Extracted material:
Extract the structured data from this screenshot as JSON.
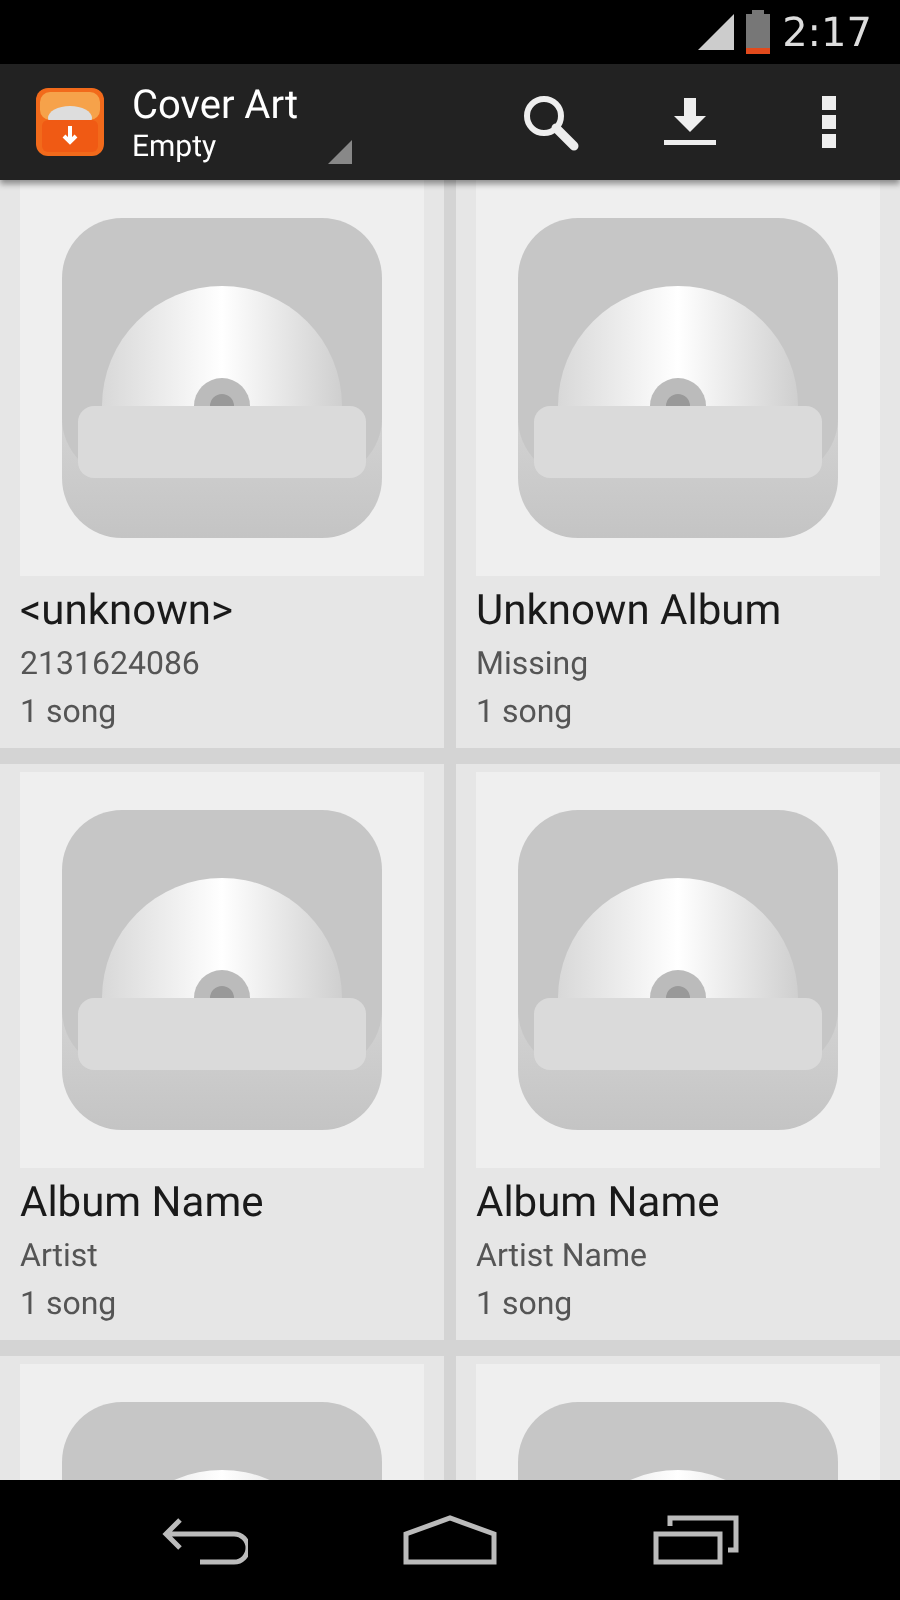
{
  "status_bar": {
    "time": "2:17"
  },
  "action_bar": {
    "title": "Cover Art",
    "subtitle": "Empty"
  },
  "albums": [
    {
      "kind": "album",
      "title": "<unknown>",
      "artist": "2131624086",
      "count": "1 song"
    },
    {
      "kind": "album",
      "title": "Unknown Album",
      "artist": "Missing",
      "count": "1 song"
    },
    {
      "kind": "album",
      "title": "Album Name",
      "artist": "Artist",
      "count": "1 song"
    },
    {
      "kind": "album",
      "title": "Album Name",
      "artist": "Artist Name",
      "count": "1 song"
    },
    {
      "kind": "album"
    },
    {
      "kind": "album"
    }
  ]
}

Problem description:
Using the material above, retype each entry exactly and omit the pictures.

Task output:
Extract the structured data from this screenshot as JSON.
{
  "status_bar": {
    "time": "2:17"
  },
  "action_bar": {
    "title": "Cover Art",
    "subtitle": "Empty"
  },
  "albums": [
    {
      "kind": "album",
      "title": "<unknown>",
      "artist": "2131624086",
      "count": "1 song"
    },
    {
      "kind": "album",
      "title": "Unknown Album",
      "artist": "Missing",
      "count": "1 song"
    },
    {
      "kind": "album",
      "title": "Album Name",
      "artist": "Artist",
      "count": "1 song"
    },
    {
      "kind": "album",
      "title": "Album Name",
      "artist": "Artist Name",
      "count": "1 song"
    },
    {
      "kind": "album"
    },
    {
      "kind": "album"
    }
  ]
}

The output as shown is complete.